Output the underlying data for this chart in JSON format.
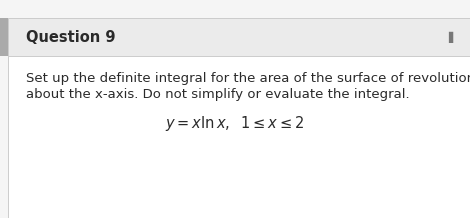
{
  "title": "Question 9",
  "body_text_line1": "Set up the definite integral for the area of the surface of revolution",
  "body_text_line2": "about the x-axis. Do not simplify or evaluate the integral.",
  "formula": "$y = x\\ln x, \\;\\; 1 \\leq x \\leq 2$",
  "background_color": "#ffffff",
  "header_bg_color": "#ebebeb",
  "border_color": "#cccccc",
  "top_bg_color": "#f5f5f5",
  "title_fontsize": 10.5,
  "body_fontsize": 9.5,
  "formula_fontsize": 10.5,
  "text_color": "#2a2a2a",
  "icon_color": "#777777"
}
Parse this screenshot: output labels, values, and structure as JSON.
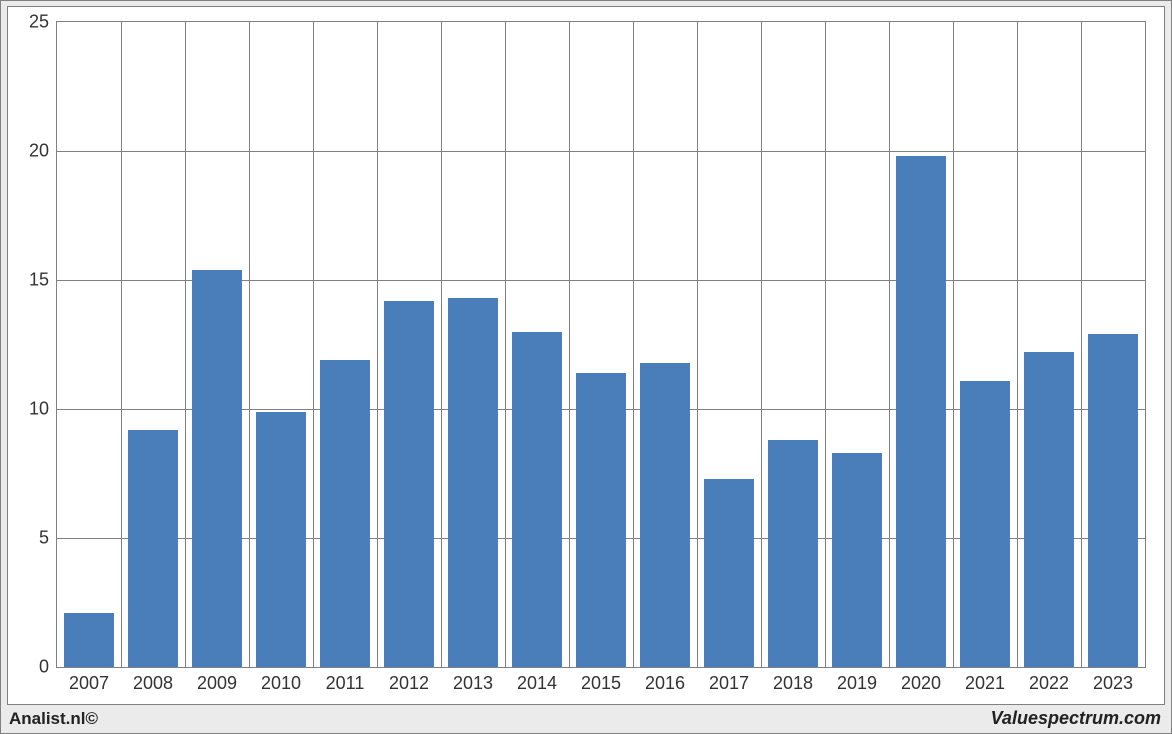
{
  "chart": {
    "type": "bar",
    "categories": [
      "2007",
      "2008",
      "2009",
      "2010",
      "2011",
      "2012",
      "2013",
      "2014",
      "2015",
      "2016",
      "2017",
      "2018",
      "2019",
      "2020",
      "2021",
      "2022",
      "2023"
    ],
    "values": [
      2.1,
      9.2,
      15.4,
      9.9,
      11.9,
      14.2,
      14.3,
      13.0,
      11.4,
      11.8,
      7.3,
      8.8,
      8.3,
      19.8,
      11.1,
      12.2,
      12.9
    ],
    "bar_color": "#4a7ebb",
    "ylim": [
      0,
      25
    ],
    "ytick_step": 5,
    "yticks": [
      0,
      5,
      10,
      15,
      20,
      25
    ],
    "grid_color": "#808080",
    "plot_border_color": "#808080",
    "panel_bg": "#ffffff",
    "outer_bg": "#ebebeb",
    "text_color": "#333333",
    "axis_fontsize": 18,
    "bar_width_ratio": 0.78
  },
  "footer": {
    "left": "Analist.nl©",
    "right": "Valuespectrum.com"
  }
}
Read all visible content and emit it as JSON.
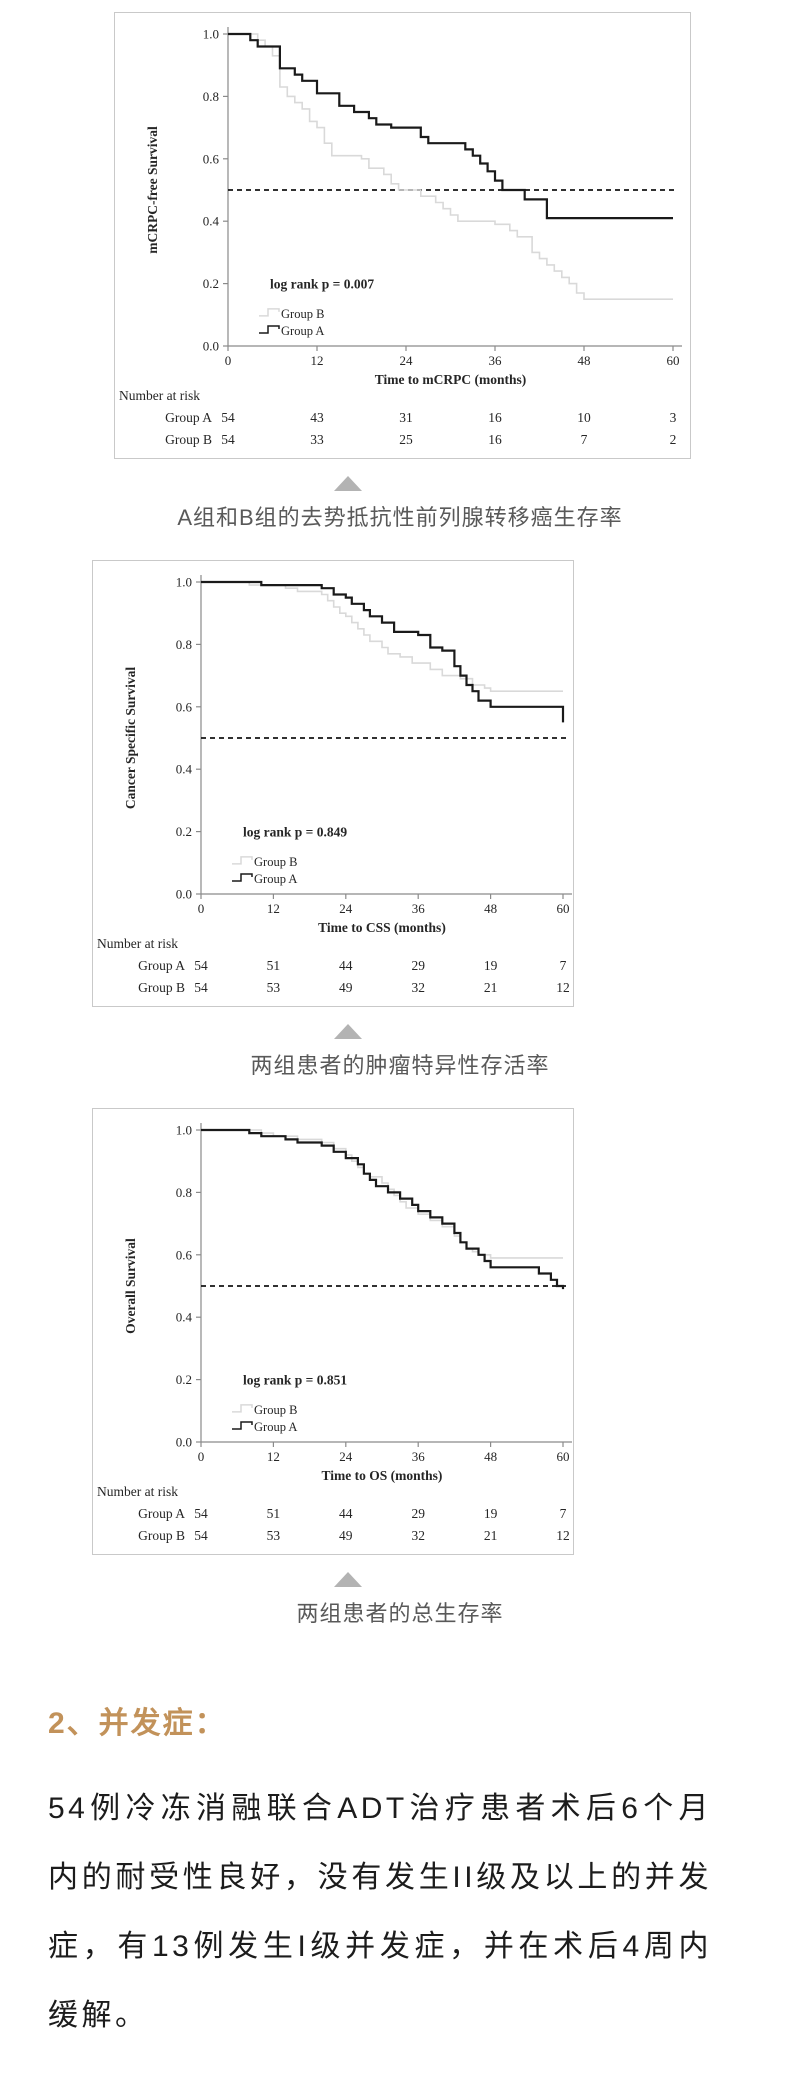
{
  "figures": [
    {
      "caption": "A组和B组的去势抵抗性前列腺转移癌生存率"
    },
    {
      "caption": "两组患者的肿瘤特异性存活率"
    },
    {
      "caption": "两组患者的总生存率"
    }
  ],
  "section": {
    "heading": "2、并发症：",
    "paragraph": "54例冷冻消融联合ADT治疗患者术后6个月内的耐受性良好，没有发生II级及以上的并发症，有13例发生I级并发症，并在术后4周内缓解。"
  },
  "colors": {
    "accent_heading": "#c2925a",
    "group_a_line": "#1a1a1a",
    "group_b_line": "#d9d9d9",
    "caption_text": "#595959",
    "triangle": "#b3b3b3",
    "figure_border": "#c9c9c9"
  },
  "chart_data": [
    {
      "type": "line",
      "variant": "kaplan-meier-step",
      "ylabel": "mCRPC-free Survival",
      "xlabel": "Time to mCRPC (months)",
      "annotation": "log rank p = 0.007",
      "xlim": [
        0,
        60
      ],
      "ylim": [
        0,
        1
      ],
      "xticks": [
        0,
        12,
        24,
        36,
        48,
        60
      ],
      "yticks": [
        "0.0",
        "0.2",
        "0.4",
        "0.6",
        "0.8",
        "1.0"
      ],
      "reference_line_y": 0.5,
      "grid": false,
      "legend_position": "lower-left",
      "legend": [
        {
          "label": "Group B",
          "color": "#d9d9d9"
        },
        {
          "label": "Group A",
          "color": "#1a1a1a"
        }
      ],
      "series": [
        {
          "name": "Group B",
          "color": "#d9d9d9",
          "step_points": [
            [
              0,
              1.0
            ],
            [
              4,
              0.98
            ],
            [
              5,
              0.96
            ],
            [
              6,
              0.93
            ],
            [
              7,
              0.83
            ],
            [
              8,
              0.8
            ],
            [
              9,
              0.78
            ],
            [
              10,
              0.76
            ],
            [
              11,
              0.72
            ],
            [
              12,
              0.7
            ],
            [
              13,
              0.65
            ],
            [
              14,
              0.61
            ],
            [
              18,
              0.6
            ],
            [
              19,
              0.57
            ],
            [
              21,
              0.55
            ],
            [
              22,
              0.52
            ],
            [
              23,
              0.5
            ],
            [
              26,
              0.48
            ],
            [
              28,
              0.46
            ],
            [
              29,
              0.44
            ],
            [
              30,
              0.42
            ],
            [
              31,
              0.4
            ],
            [
              36,
              0.39
            ],
            [
              38,
              0.37
            ],
            [
              39,
              0.35
            ],
            [
              41,
              0.3
            ],
            [
              42,
              0.28
            ],
            [
              43,
              0.26
            ],
            [
              44,
              0.24
            ],
            [
              45,
              0.22
            ],
            [
              46,
              0.2
            ],
            [
              47,
              0.17
            ],
            [
              48,
              0.15
            ],
            [
              60,
              0.15
            ]
          ]
        },
        {
          "name": "Group A",
          "color": "#1a1a1a",
          "step_points": [
            [
              0,
              1.0
            ],
            [
              3,
              0.98
            ],
            [
              4,
              0.96
            ],
            [
              7,
              0.89
            ],
            [
              9,
              0.87
            ],
            [
              10,
              0.85
            ],
            [
              12,
              0.81
            ],
            [
              15,
              0.77
            ],
            [
              17,
              0.75
            ],
            [
              19,
              0.73
            ],
            [
              20,
              0.71
            ],
            [
              22,
              0.7
            ],
            [
              26,
              0.67
            ],
            [
              27,
              0.65
            ],
            [
              32,
              0.63
            ],
            [
              33,
              0.61
            ],
            [
              34,
              0.585
            ],
            [
              35,
              0.56
            ],
            [
              36,
              0.53
            ],
            [
              37,
              0.5
            ],
            [
              40,
              0.47
            ],
            [
              43,
              0.41
            ],
            [
              60,
              0.41
            ]
          ]
        }
      ],
      "number_at_risk": {
        "label": "Number at risk",
        "rows": [
          {
            "name": "Group A",
            "values": [
              54,
              43,
              31,
              16,
              10,
              3
            ]
          },
          {
            "name": "Group B",
            "values": [
              54,
              33,
              25,
              16,
              7,
              2
            ]
          }
        ]
      }
    },
    {
      "type": "line",
      "variant": "kaplan-meier-step",
      "ylabel": "Cancer Specific Survival",
      "xlabel": "Time to CSS (months)",
      "annotation": "log rank p = 0.849",
      "xlim": [
        0,
        60
      ],
      "ylim": [
        0,
        1
      ],
      "xticks": [
        0,
        12,
        24,
        36,
        48,
        60
      ],
      "yticks": [
        "0.0",
        "0.2",
        "0.4",
        "0.6",
        "0.8",
        "1.0"
      ],
      "reference_line_y": 0.5,
      "grid": false,
      "legend_position": "lower-left",
      "legend": [
        {
          "label": "Group B",
          "color": "#d9d9d9"
        },
        {
          "label": "Group A",
          "color": "#1a1a1a"
        }
      ],
      "series": [
        {
          "name": "Group B",
          "color": "#d9d9d9",
          "step_points": [
            [
              0,
              1.0
            ],
            [
              8,
              0.99
            ],
            [
              14,
              0.98
            ],
            [
              16,
              0.97
            ],
            [
              20,
              0.96
            ],
            [
              21,
              0.94
            ],
            [
              22,
              0.92
            ],
            [
              23,
              0.9
            ],
            [
              24,
              0.89
            ],
            [
              25,
              0.87
            ],
            [
              26,
              0.85
            ],
            [
              27,
              0.83
            ],
            [
              28,
              0.81
            ],
            [
              30,
              0.79
            ],
            [
              31,
              0.77
            ],
            [
              33,
              0.76
            ],
            [
              35,
              0.74
            ],
            [
              38,
              0.72
            ],
            [
              40,
              0.7
            ],
            [
              43,
              0.69
            ],
            [
              45,
              0.67
            ],
            [
              47,
              0.66
            ],
            [
              48,
              0.65
            ],
            [
              60,
              0.65
            ]
          ]
        },
        {
          "name": "Group A",
          "color": "#1a1a1a",
          "step_points": [
            [
              0,
              1.0
            ],
            [
              10,
              0.99
            ],
            [
              20,
              0.98
            ],
            [
              22,
              0.96
            ],
            [
              24,
              0.95
            ],
            [
              25,
              0.93
            ],
            [
              27,
              0.91
            ],
            [
              28,
              0.89
            ],
            [
              30,
              0.87
            ],
            [
              32,
              0.84
            ],
            [
              36,
              0.83
            ],
            [
              38,
              0.79
            ],
            [
              40,
              0.78
            ],
            [
              42,
              0.73
            ],
            [
              43,
              0.7
            ],
            [
              44,
              0.67
            ],
            [
              45,
              0.65
            ],
            [
              46,
              0.62
            ],
            [
              48,
              0.6
            ],
            [
              59,
              0.6
            ],
            [
              60,
              0.55
            ]
          ]
        }
      ],
      "number_at_risk": {
        "label": "Number at risk",
        "rows": [
          {
            "name": "Group A",
            "values": [
              54,
              51,
              44,
              29,
              19,
              7
            ]
          },
          {
            "name": "Group B",
            "values": [
              54,
              53,
              49,
              32,
              21,
              12
            ]
          }
        ]
      }
    },
    {
      "type": "line",
      "variant": "kaplan-meier-step",
      "ylabel": "Overall Survival",
      "xlabel": "Time to OS (months)",
      "annotation": "log rank p = 0.851",
      "xlim": [
        0,
        60
      ],
      "ylim": [
        0,
        1
      ],
      "xticks": [
        0,
        12,
        24,
        36,
        48,
        60
      ],
      "yticks": [
        "0.0",
        "0.2",
        "0.4",
        "0.6",
        "0.8",
        "1.0"
      ],
      "reference_line_y": 0.5,
      "grid": false,
      "legend_position": "lower-left",
      "legend": [
        {
          "label": "Group B",
          "color": "#d9d9d9"
        },
        {
          "label": "Group A",
          "color": "#1a1a1a"
        }
      ],
      "series": [
        {
          "name": "Group B",
          "color": "#d9d9d9",
          "step_points": [
            [
              0,
              1.0
            ],
            [
              10,
              0.99
            ],
            [
              12,
              0.98
            ],
            [
              16,
              0.97
            ],
            [
              20,
              0.96
            ],
            [
              22,
              0.94
            ],
            [
              24,
              0.92
            ],
            [
              25,
              0.9
            ],
            [
              26,
              0.88
            ],
            [
              27,
              0.86
            ],
            [
              28,
              0.85
            ],
            [
              30,
              0.83
            ],
            [
              31,
              0.81
            ],
            [
              32,
              0.79
            ],
            [
              33,
              0.77
            ],
            [
              34,
              0.75
            ],
            [
              36,
              0.73
            ],
            [
              38,
              0.71
            ],
            [
              40,
              0.69
            ],
            [
              42,
              0.66
            ],
            [
              43,
              0.64
            ],
            [
              44,
              0.62
            ],
            [
              45,
              0.61
            ],
            [
              46,
              0.6
            ],
            [
              48,
              0.59
            ],
            [
              60,
              0.59
            ]
          ]
        },
        {
          "name": "Group A",
          "color": "#1a1a1a",
          "step_points": [
            [
              0,
              1.0
            ],
            [
              8,
              0.99
            ],
            [
              10,
              0.98
            ],
            [
              14,
              0.97
            ],
            [
              16,
              0.96
            ],
            [
              20,
              0.95
            ],
            [
              22,
              0.93
            ],
            [
              24,
              0.91
            ],
            [
              26,
              0.89
            ],
            [
              27,
              0.86
            ],
            [
              28,
              0.84
            ],
            [
              29,
              0.82
            ],
            [
              31,
              0.8
            ],
            [
              33,
              0.78
            ],
            [
              35,
              0.76
            ],
            [
              36,
              0.74
            ],
            [
              38,
              0.72
            ],
            [
              40,
              0.7
            ],
            [
              42,
              0.67
            ],
            [
              43,
              0.64
            ],
            [
              44,
              0.62
            ],
            [
              46,
              0.6
            ],
            [
              47,
              0.58
            ],
            [
              48,
              0.56
            ],
            [
              56,
              0.54
            ],
            [
              58,
              0.52
            ],
            [
              59,
              0.5
            ],
            [
              60,
              0.49
            ]
          ]
        }
      ],
      "number_at_risk": {
        "label": "Number at risk",
        "rows": [
          {
            "name": "Group A",
            "values": [
              54,
              51,
              44,
              29,
              19,
              7
            ]
          },
          {
            "name": "Group B",
            "values": [
              54,
              53,
              49,
              32,
              21,
              12
            ]
          }
        ]
      }
    }
  ]
}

» **Problem to solve**
Search the data above for the word "ylabel", then gather each line in which it appears.

» **Written reply**
      "ylabel": "mCRPC-free Survival",
      "ylabel": "Cancer Specific Survival",
      "ylabel": "Overall Survival",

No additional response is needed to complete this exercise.